RECORDS FOR THE TASK
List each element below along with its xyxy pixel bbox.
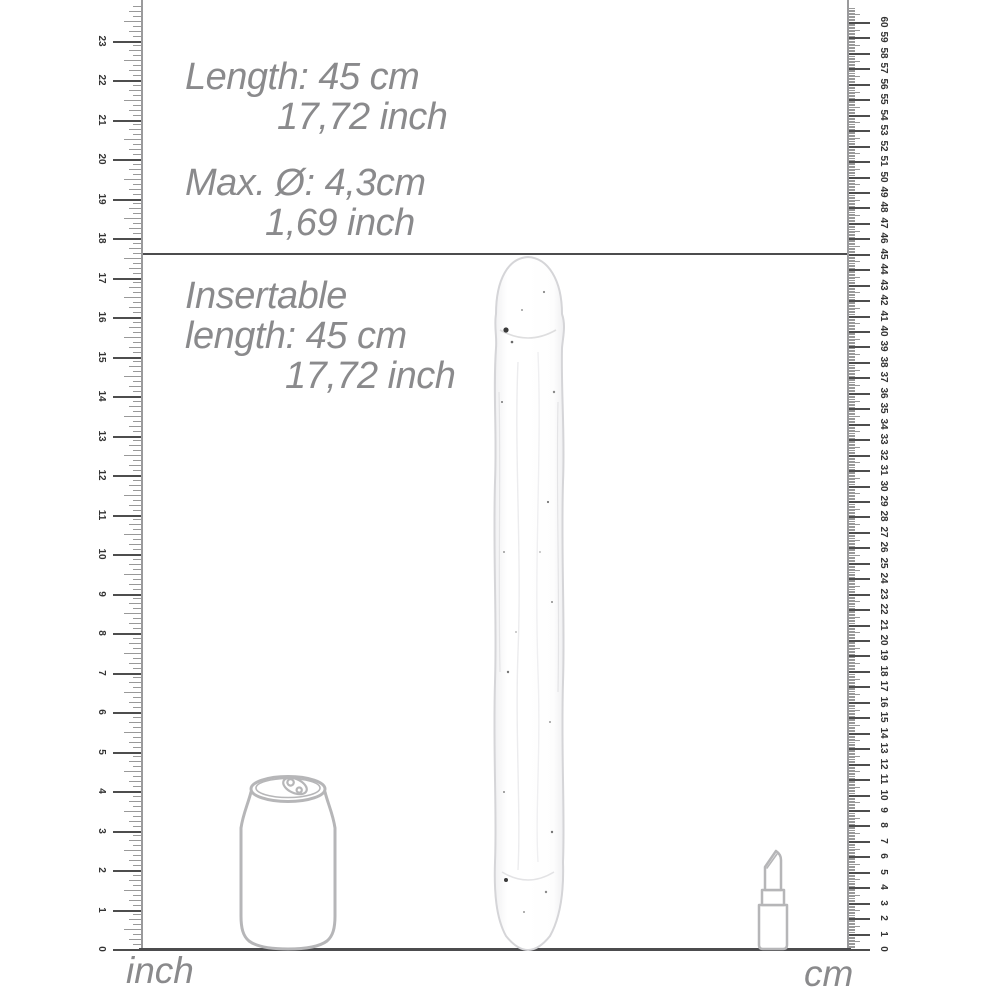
ruler-tick <box>849 941 860 942</box>
ruler-tick <box>849 858 855 859</box>
ruler-tick <box>849 926 860 927</box>
ruler-tick <box>849 45 860 46</box>
ruler-tick <box>129 426 141 427</box>
ruler-tick <box>849 509 860 510</box>
ruler-tick <box>849 227 855 228</box>
ruler-tick <box>849 78 855 79</box>
ruler-number: 30 <box>875 477 893 495</box>
ruler-tick <box>849 218 855 219</box>
ruler-tick <box>849 192 870 194</box>
ruler-tick <box>124 258 141 259</box>
ruler-tick <box>849 852 855 853</box>
ruler-tick <box>129 90 141 91</box>
ruler-tick <box>849 472 855 473</box>
ruler-tick <box>849 725 860 726</box>
product-dimension-diagram: 01234567891011121314151617181920212223 0… <box>0 0 1000 1000</box>
ruler-tick <box>849 84 870 86</box>
ruler-tick <box>849 770 855 771</box>
ruler-tick <box>849 711 855 712</box>
ruler-number: 38 <box>875 353 893 371</box>
ruler-tick <box>849 898 855 899</box>
ruler-tick <box>133 174 141 175</box>
ruler-tick <box>849 512 855 513</box>
ruler-tick <box>849 818 860 819</box>
ruler-tick <box>849 334 855 335</box>
ruler-tick <box>849 407 855 408</box>
ruler-tick <box>113 633 141 635</box>
ruler-tick <box>133 579 141 580</box>
ruler-tick <box>849 76 860 77</box>
ruler-tick <box>849 445 855 446</box>
ruler-tick <box>849 294 855 295</box>
ruler-tick <box>849 278 855 279</box>
ruler-tick <box>133 727 141 728</box>
ruler-tick <box>849 118 855 119</box>
ruler-tick <box>113 199 141 201</box>
ruler-tick <box>849 280 855 281</box>
ruler-tick <box>849 139 855 140</box>
ruler-tick <box>849 439 870 441</box>
ruler-tick <box>849 827 855 828</box>
ruler-tick <box>849 699 855 700</box>
ruler-tick <box>849 88 855 89</box>
ruler-tick <box>849 243 855 244</box>
ruler-tick <box>124 929 141 930</box>
ruler-tick <box>849 288 855 289</box>
ruler-tick <box>849 25 855 26</box>
ruler-tick <box>133 105 141 106</box>
ruler-tick <box>849 53 870 55</box>
ruler-tick <box>133 16 141 17</box>
ruler-tick <box>129 544 141 545</box>
ruler-tick <box>849 136 855 137</box>
ruler-tick <box>849 232 855 233</box>
ruler-tick <box>849 683 855 684</box>
ruler-number: 5 <box>93 743 111 761</box>
ruler-tick <box>849 113 855 114</box>
ruler-tick <box>849 47 855 48</box>
ruler-number: 21 <box>875 616 893 634</box>
ruler-tick <box>849 694 860 695</box>
ruler-tick <box>849 402 855 403</box>
ruler-tick <box>849 912 855 913</box>
ruler-tick <box>849 201 855 202</box>
ruler-tick <box>849 702 870 704</box>
ruler-tick <box>849 198 855 199</box>
ruler-tick <box>849 59 855 60</box>
ruler-tick <box>849 436 855 437</box>
ruler-tick <box>849 427 855 428</box>
inch-ruler: 01234567891011121314151617181920212223 <box>88 0 143 1000</box>
ruler-tick <box>849 838 855 839</box>
ruler-tick <box>849 319 855 320</box>
ruler-tick <box>849 70 855 71</box>
ruler-tick <box>849 371 855 372</box>
ruler-tick <box>849 561 855 562</box>
ruler-tick <box>133 539 141 540</box>
ruler-tick <box>849 404 855 405</box>
ruler-tick <box>849 112 855 113</box>
ruler-tick <box>113 673 141 675</box>
ruler-tick <box>849 271 855 272</box>
ruler-tick <box>849 623 855 624</box>
ruler-tick <box>129 584 141 585</box>
ruler-tick <box>849 226 855 227</box>
ruler-tick <box>849 821 855 822</box>
ruler-tick <box>133 65 141 66</box>
ruler-tick <box>849 946 855 947</box>
diameter-spec: Max. Ø: 4,3cm 1,69 inch <box>185 163 426 243</box>
ruler-tick <box>849 496 855 497</box>
ruler-tick <box>849 479 855 480</box>
ruler-tick <box>849 700 855 701</box>
ruler-tick <box>849 470 870 472</box>
ruler-tick <box>133 944 141 945</box>
ruler-number: 3 <box>875 894 893 912</box>
ruler-tick <box>133 421 141 422</box>
ruler-tick <box>849 713 855 714</box>
ruler-tick <box>849 748 870 750</box>
ruler-tick <box>849 214 855 215</box>
ruler-tick <box>849 640 870 642</box>
ruler-tick <box>849 163 855 164</box>
ruler-tick <box>113 278 141 280</box>
ruler-tick <box>849 244 855 245</box>
ruler-tick <box>849 628 855 629</box>
ruler-tick <box>849 240 855 241</box>
ruler-tick <box>849 172 855 173</box>
ruler-tick <box>849 181 855 182</box>
ruler-tick <box>113 317 141 319</box>
ruler-tick <box>849 847 855 848</box>
ruler-tick <box>849 864 860 865</box>
ruler-tick <box>129 268 141 269</box>
ruler-tick <box>849 419 855 420</box>
ruler-tick <box>849 674 855 675</box>
ruler-tick <box>133 75 141 76</box>
ruler-tick <box>849 798 855 799</box>
ruler-tick <box>849 481 855 482</box>
ruler-tick <box>849 31 855 32</box>
ruler-tick <box>849 903 870 905</box>
ruler-tick <box>849 405 855 406</box>
ruler-tick <box>849 87 855 88</box>
ruler-number: 45 <box>875 245 893 263</box>
ruler-tick <box>129 643 141 644</box>
ruler-tick <box>849 553 855 554</box>
ruler-tick <box>133 786 141 787</box>
ruler-tick <box>129 742 141 743</box>
ruler-tick <box>129 564 141 565</box>
ruler-tick <box>129 327 141 328</box>
ruler-tick <box>849 586 860 587</box>
ruler-tick <box>849 558 855 559</box>
ruler-tick <box>849 540 860 541</box>
ruler-tick <box>133 677 141 678</box>
ruler-tick <box>133 648 141 649</box>
ruler-tick <box>133 203 141 204</box>
ruler-tick <box>849 788 855 789</box>
ruler-tick <box>849 107 860 108</box>
ruler-tick <box>133 796 141 797</box>
ruler-tick <box>849 751 855 752</box>
lipstick-bullet <box>765 851 781 890</box>
ruler-tick <box>849 859 855 860</box>
ruler-tick <box>849 617 860 618</box>
ruler-tick <box>849 44 855 45</box>
ruler-tick <box>849 635 855 636</box>
ruler-tick <box>113 910 141 912</box>
dildo-body <box>494 257 564 950</box>
ruler-tick <box>113 870 141 872</box>
ruler-tick <box>133 263 141 264</box>
ruler-tick <box>849 513 855 514</box>
ruler-tick <box>849 254 870 256</box>
ruler-tick <box>849 892 855 893</box>
ruler-number: 34 <box>875 415 893 433</box>
ruler-tick <box>129 761 141 762</box>
ruler-tick <box>849 830 855 831</box>
ruler-tick <box>849 676 855 677</box>
ruler-tick <box>849 615 855 616</box>
ruler-tick <box>849 110 855 111</box>
ruler-tick <box>849 397 855 398</box>
ruler-tick <box>849 920 855 921</box>
ruler-tick <box>849 498 855 499</box>
ruler-tick <box>133 806 141 807</box>
ruler-tick <box>113 475 141 477</box>
ruler-tick <box>849 569 855 570</box>
ruler-tick <box>849 64 855 65</box>
ruler-tick <box>849 940 855 941</box>
ruler-tick <box>849 442 855 443</box>
ruler-tick <box>849 598 855 599</box>
ruler-number: 50 <box>875 168 893 186</box>
ruler-tick <box>849 717 870 719</box>
ruler-tick <box>849 221 855 222</box>
ruler-tick <box>849 67 855 68</box>
ruler-number: 10 <box>875 786 893 804</box>
ruler-tick <box>849 816 855 817</box>
ruler-tick <box>129 189 141 190</box>
ruler-tick <box>133 302 141 303</box>
ruler-tick <box>133 115 141 116</box>
ruler-tick <box>849 937 855 938</box>
ruler-tick <box>849 396 855 397</box>
ruler-tick <box>133 144 141 145</box>
ruler-tick <box>849 773 855 774</box>
ruler-tick <box>124 337 141 338</box>
ruler-number: 58 <box>875 44 893 62</box>
ruler-tick <box>849 538 855 539</box>
ruler-tick <box>849 790 855 791</box>
ruler-tick <box>133 55 141 56</box>
ruler-tick <box>849 845 855 846</box>
ruler-tick <box>849 781 855 782</box>
ruler-tick <box>849 652 855 653</box>
ruler-tick <box>133 914 141 915</box>
ruler-tick <box>849 122 860 123</box>
ruler-tick <box>849 693 855 694</box>
ruler-tick <box>849 574 855 575</box>
ruler-tick <box>113 554 141 556</box>
ruler-tick <box>849 308 860 309</box>
lipstick-collar <box>762 890 784 905</box>
ruler-tick <box>113 515 141 517</box>
ruler-tick <box>849 787 860 788</box>
ruler-tick <box>849 367 855 368</box>
ruler-tick <box>849 819 855 820</box>
ruler-tick <box>849 756 860 757</box>
ruler-tick <box>849 183 855 184</box>
ruler-tick <box>849 297 855 298</box>
ruler-tick <box>849 138 860 139</box>
ruler-number: 52 <box>875 137 893 155</box>
ruler-tick <box>849 625 870 627</box>
ruler-tick <box>849 331 870 333</box>
ruler-number: 25 <box>875 554 893 572</box>
ruler-tick <box>849 581 855 582</box>
ruler-tick <box>849 351 855 352</box>
ruler-tick <box>849 359 855 360</box>
ruler-tick <box>849 516 870 518</box>
length-spec: Length: 45 cm 17,72 inch <box>185 57 447 137</box>
ruler-tick <box>129 919 141 920</box>
ruler-tick <box>849 744 855 745</box>
ruler-number: 12 <box>93 466 111 484</box>
ruler-tick <box>849 435 855 436</box>
ruler-tick <box>849 393 870 395</box>
ruler-tick <box>849 302 855 303</box>
cm-ruler: 0123456789101112131415161718192021222324… <box>847 0 902 1000</box>
ruler-tick <box>849 629 855 630</box>
ruler-tick <box>129 31 141 32</box>
ruler-tick <box>849 101 855 102</box>
ruler-tick <box>129 801 141 802</box>
ruler-tick <box>129 307 141 308</box>
ruler-tick <box>129 682 141 683</box>
ruler-tick <box>129 524 141 525</box>
ruler-tick <box>133 371 141 372</box>
ruler-tick <box>849 448 855 449</box>
ruler-tick <box>849 433 855 434</box>
ruler-number: 21 <box>93 111 111 129</box>
ruler-tick <box>849 326 855 327</box>
ruler-tick <box>849 906 855 907</box>
ruler-tick <box>849 719 855 720</box>
ruler-number: 13 <box>93 427 111 445</box>
ruler-tick <box>849 329 855 330</box>
ruler-tick <box>133 401 141 402</box>
ruler-tick <box>849 909 855 910</box>
ruler-tick <box>849 714 855 715</box>
ruler-tick <box>849 883 855 884</box>
ruler-tick <box>133 233 141 234</box>
cm-unit-label: cm <box>804 953 853 995</box>
ruler-tick <box>849 881 855 882</box>
ruler-tick <box>129 663 141 664</box>
ruler-number: 7 <box>93 664 111 682</box>
ruler-tick <box>849 212 855 213</box>
ruler-tick <box>133 816 141 817</box>
ruler-tick <box>849 229 855 230</box>
ruler-tick <box>133 589 141 590</box>
ruler-tick <box>133 737 141 738</box>
ruler-tick <box>849 300 870 302</box>
ruler-tick <box>133 569 141 570</box>
ruler-number: 14 <box>93 387 111 405</box>
ruler-tick <box>133 529 141 530</box>
ruler-tick <box>849 92 860 93</box>
ruler-tick <box>849 682 855 683</box>
ruler-tick <box>849 345 855 346</box>
ruler-tick <box>849 133 855 134</box>
ruler-tick <box>113 436 141 438</box>
length-spec-inch: 17,72 inch <box>277 97 447 137</box>
ruler-tick <box>849 65 855 66</box>
ruler-tick <box>849 209 855 210</box>
ruler-tick <box>129 781 141 782</box>
ruler-number: 0 <box>93 940 111 958</box>
ruler-tick <box>133 697 141 698</box>
ruler-tick <box>849 550 855 551</box>
ruler-tick <box>849 710 860 711</box>
ruler-tick <box>849 688 855 689</box>
ruler-tick <box>849 104 855 105</box>
ruler-tick <box>849 158 855 159</box>
ruler-number: 56 <box>875 75 893 93</box>
ruler-tick <box>849 241 855 242</box>
ruler-tick <box>133 855 141 856</box>
ruler-tick <box>849 646 855 647</box>
ruler-tick <box>849 850 855 851</box>
ruler-tick <box>849 884 855 885</box>
ruler-tick <box>849 303 855 304</box>
ruler-tick <box>849 893 855 894</box>
ruler-number: 54 <box>875 106 893 124</box>
ruler-number: 19 <box>875 646 893 664</box>
ruler-tick <box>849 808 855 809</box>
ruler-tick <box>849 150 855 151</box>
ruler-tick <box>124 692 141 693</box>
ruler-tick <box>849 360 855 361</box>
ruler-tick <box>133 26 141 27</box>
ruler-tick <box>849 782 855 783</box>
ruler-tick <box>849 612 855 613</box>
ruler-tick <box>849 305 855 306</box>
ruler-tick <box>849 801 855 802</box>
ruler-tick <box>849 249 855 250</box>
ruler-tick <box>849 750 855 751</box>
ruler-tick <box>113 41 141 43</box>
ruler-tick <box>849 560 855 561</box>
ruler-tick <box>849 706 855 707</box>
ruler-tick <box>849 203 855 204</box>
ruler-tick <box>849 166 855 167</box>
ruler-tick <box>849 620 855 621</box>
ruler-tick <box>849 643 855 644</box>
ruler-tick <box>849 422 855 423</box>
ruler-tick <box>849 642 855 643</box>
ruler-tick <box>849 73 855 74</box>
ruler-tick <box>849 530 855 531</box>
ruler-tick <box>113 80 141 82</box>
ruler-tick <box>849 886 855 887</box>
ruler-tick <box>849 785 855 786</box>
ruler-tick <box>849 408 870 410</box>
ruler-tick <box>133 391 141 392</box>
ruler-tick <box>133 687 141 688</box>
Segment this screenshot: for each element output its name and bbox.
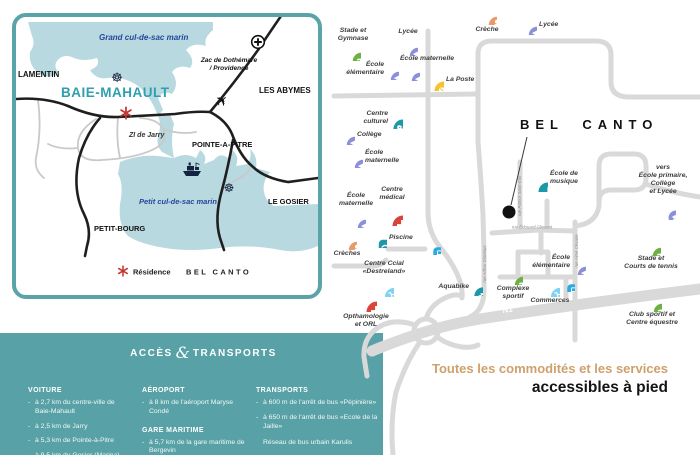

REQUIREMENTS
Please give the data between the lines holding "ruler-tick <box>849 941 860 942</box>" and "ruler-tick <box>129 90 141 91</box>", inclusive, as a numbered list with blank lines left out.

EXERCISE SOLUTION
1. ruler-tick <box>849 941 860 942</box>
2. ruler-tick <box>849 858 855 859</box>
3. ruler-tick <box>849 926 860 927</box>
4. ruler-tick <box>849 45 860 46</box>
5. ruler-tick <box>129 426 141 427</box>
6. ruler-tick <box>849 509 860 510</box>
7. ruler-tick <box>849 227 855 228</box>
8. ruler-tick <box>849 78 855 79</box>
9. ruler-number: 30 <box>875 477 893 495</box>
10. ruler-tick <box>849 218 855 219</box>
11. ruler-tick <box>849 192 870 194</box>
12. ruler-tick <box>124 258 141 259</box>
13. ruler-tick <box>849 852 855 853</box>
14. ruler-tick <box>129 90 141 91</box>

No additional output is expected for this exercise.